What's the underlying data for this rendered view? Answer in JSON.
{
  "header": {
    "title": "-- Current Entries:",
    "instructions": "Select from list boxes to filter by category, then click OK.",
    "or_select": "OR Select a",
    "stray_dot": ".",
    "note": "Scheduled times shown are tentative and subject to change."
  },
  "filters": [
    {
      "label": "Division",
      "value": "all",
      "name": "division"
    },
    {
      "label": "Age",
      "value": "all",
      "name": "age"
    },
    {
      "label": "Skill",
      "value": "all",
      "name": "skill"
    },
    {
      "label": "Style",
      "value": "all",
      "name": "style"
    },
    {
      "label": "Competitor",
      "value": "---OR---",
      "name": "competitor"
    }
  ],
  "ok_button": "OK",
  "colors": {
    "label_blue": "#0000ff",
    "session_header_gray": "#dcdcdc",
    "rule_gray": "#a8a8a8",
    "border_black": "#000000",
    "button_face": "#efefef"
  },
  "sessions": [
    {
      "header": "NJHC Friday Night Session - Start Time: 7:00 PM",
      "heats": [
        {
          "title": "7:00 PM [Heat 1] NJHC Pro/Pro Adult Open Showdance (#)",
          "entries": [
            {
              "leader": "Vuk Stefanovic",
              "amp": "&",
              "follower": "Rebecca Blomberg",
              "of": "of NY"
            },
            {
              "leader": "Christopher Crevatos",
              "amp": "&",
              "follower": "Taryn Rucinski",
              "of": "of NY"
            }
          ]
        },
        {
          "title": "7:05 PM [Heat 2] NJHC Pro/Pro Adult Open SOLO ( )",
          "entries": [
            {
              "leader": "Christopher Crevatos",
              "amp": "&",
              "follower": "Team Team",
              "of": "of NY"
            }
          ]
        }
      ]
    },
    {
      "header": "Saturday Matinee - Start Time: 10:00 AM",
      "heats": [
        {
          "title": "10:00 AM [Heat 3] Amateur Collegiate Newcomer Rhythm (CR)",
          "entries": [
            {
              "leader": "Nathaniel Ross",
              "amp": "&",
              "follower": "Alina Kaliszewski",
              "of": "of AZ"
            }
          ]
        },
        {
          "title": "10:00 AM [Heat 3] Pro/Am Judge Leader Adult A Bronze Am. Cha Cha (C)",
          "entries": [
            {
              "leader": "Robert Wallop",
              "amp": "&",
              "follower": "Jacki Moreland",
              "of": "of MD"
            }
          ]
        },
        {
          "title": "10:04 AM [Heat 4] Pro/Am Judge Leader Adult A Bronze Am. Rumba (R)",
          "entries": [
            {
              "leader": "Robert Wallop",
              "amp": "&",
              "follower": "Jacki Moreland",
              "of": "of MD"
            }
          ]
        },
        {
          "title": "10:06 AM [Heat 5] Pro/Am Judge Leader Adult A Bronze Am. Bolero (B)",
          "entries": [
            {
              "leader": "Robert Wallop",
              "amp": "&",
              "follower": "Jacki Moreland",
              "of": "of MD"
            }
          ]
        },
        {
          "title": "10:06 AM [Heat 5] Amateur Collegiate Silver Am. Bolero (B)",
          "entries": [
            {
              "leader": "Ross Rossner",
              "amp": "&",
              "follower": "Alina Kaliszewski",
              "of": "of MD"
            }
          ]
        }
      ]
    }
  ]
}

Goal of the exercise:
Every line of the data above should be copied exactly.

Answer in full:
What's the underlying data for this rendered view? Answer in JSON.
{
  "header": {
    "title": "-- Current Entries:",
    "instructions": "Select from list boxes to filter by category, then click OK.",
    "or_select": "OR Select a",
    "stray_dot": ".",
    "note": "Scheduled times shown are tentative and subject to change."
  },
  "filters": [
    {
      "label": "Division",
      "value": "all",
      "name": "division"
    },
    {
      "label": "Age",
      "value": "all",
      "name": "age"
    },
    {
      "label": "Skill",
      "value": "all",
      "name": "skill"
    },
    {
      "label": "Style",
      "value": "all",
      "name": "style"
    },
    {
      "label": "Competitor",
      "value": "---OR---",
      "name": "competitor"
    }
  ],
  "ok_button": "OK",
  "colors": {
    "label_blue": "#0000ff",
    "session_header_gray": "#dcdcdc",
    "rule_gray": "#a8a8a8",
    "border_black": "#000000",
    "button_face": "#efefef"
  },
  "sessions": [
    {
      "header": "NJHC Friday Night Session - Start Time: 7:00 PM",
      "heats": [
        {
          "title": "7:00 PM [Heat 1] NJHC Pro/Pro Adult Open Showdance (#)",
          "entries": [
            {
              "leader": "Vuk Stefanovic",
              "amp": "&",
              "follower": "Rebecca Blomberg",
              "of": "of NY"
            },
            {
              "leader": "Christopher Crevatos",
              "amp": "&",
              "follower": "Taryn Rucinski",
              "of": "of NY"
            }
          ]
        },
        {
          "title": "7:05 PM [Heat 2] NJHC Pro/Pro Adult Open SOLO ( )",
          "entries": [
            {
              "leader": "Christopher Crevatos",
              "amp": "&",
              "follower": "Team Team",
              "of": "of NY"
            }
          ]
        }
      ]
    },
    {
      "header": "Saturday Matinee - Start Time: 10:00 AM",
      "heats": [
        {
          "title": "10:00 AM [Heat 3] Amateur Collegiate Newcomer Rhythm (CR)",
          "entries": [
            {
              "leader": "Nathaniel Ross",
              "amp": "&",
              "follower": "Alina Kaliszewski",
              "of": "of AZ"
            }
          ]
        },
        {
          "title": "10:00 AM [Heat 3] Pro/Am Judge Leader Adult A Bronze Am. Cha Cha (C)",
          "entries": [
            {
              "leader": "Robert Wallop",
              "amp": "&",
              "follower": "Jacki Moreland",
              "of": "of MD"
            }
          ]
        },
        {
          "title": "10:04 AM [Heat 4] Pro/Am Judge Leader Adult A Bronze Am. Rumba (R)",
          "entries": [
            {
              "leader": "Robert Wallop",
              "amp": "&",
              "follower": "Jacki Moreland",
              "of": "of MD"
            }
          ]
        },
        {
          "title": "10:06 AM [Heat 5] Pro/Am Judge Leader Adult A Bronze Am. Bolero (B)",
          "entries": [
            {
              "leader": "Robert Wallop",
              "amp": "&",
              "follower": "Jacki Moreland",
              "of": "of MD"
            }
          ]
        },
        {
          "title": "10:06 AM [Heat 5] Amateur Collegiate Silver Am. Bolero (B)",
          "entries": [
            {
              "leader": "Ross Rossner",
              "amp": "&",
              "follower": "Alina Kaliszewski",
              "of": "of MD"
            }
          ]
        }
      ]
    }
  ]
}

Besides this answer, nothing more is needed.